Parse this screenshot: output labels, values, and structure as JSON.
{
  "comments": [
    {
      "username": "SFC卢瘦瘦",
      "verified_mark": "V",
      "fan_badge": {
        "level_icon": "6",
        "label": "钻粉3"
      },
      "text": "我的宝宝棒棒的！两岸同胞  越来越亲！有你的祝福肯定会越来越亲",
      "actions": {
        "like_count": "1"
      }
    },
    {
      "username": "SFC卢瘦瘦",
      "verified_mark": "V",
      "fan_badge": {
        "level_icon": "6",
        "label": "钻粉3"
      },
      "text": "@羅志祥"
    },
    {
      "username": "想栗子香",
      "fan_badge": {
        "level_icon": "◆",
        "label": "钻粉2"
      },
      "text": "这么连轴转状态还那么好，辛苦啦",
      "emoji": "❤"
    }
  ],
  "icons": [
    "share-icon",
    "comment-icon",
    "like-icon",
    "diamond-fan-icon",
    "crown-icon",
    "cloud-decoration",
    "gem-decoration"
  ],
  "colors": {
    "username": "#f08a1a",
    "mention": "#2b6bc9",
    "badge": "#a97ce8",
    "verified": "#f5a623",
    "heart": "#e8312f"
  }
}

◆ Exercise prompt
Repeat every line of the records above exactly.

◆ Reply
Parse this screenshot: output labels, values, and structure as JSON.
{
  "comments": [
    {
      "username": "SFC卢瘦瘦",
      "verified_mark": "V",
      "fan_badge": {
        "level_icon": "6",
        "label": "钻粉3"
      },
      "text": "我的宝宝棒棒的！两岸同胞  越来越亲！有你的祝福肯定会越来越亲",
      "actions": {
        "like_count": "1"
      }
    },
    {
      "username": "SFC卢瘦瘦",
      "verified_mark": "V",
      "fan_badge": {
        "level_icon": "6",
        "label": "钻粉3"
      },
      "text": "@羅志祥"
    },
    {
      "username": "想栗子香",
      "fan_badge": {
        "level_icon": "◆",
        "label": "钻粉2"
      },
      "text": "这么连轴转状态还那么好，辛苦啦",
      "emoji": "❤"
    }
  ],
  "icons": [
    "share-icon",
    "comment-icon",
    "like-icon",
    "diamond-fan-icon",
    "crown-icon",
    "cloud-decoration",
    "gem-decoration"
  ],
  "colors": {
    "username": "#f08a1a",
    "mention": "#2b6bc9",
    "badge": "#a97ce8",
    "verified": "#f5a623",
    "heart": "#e8312f"
  }
}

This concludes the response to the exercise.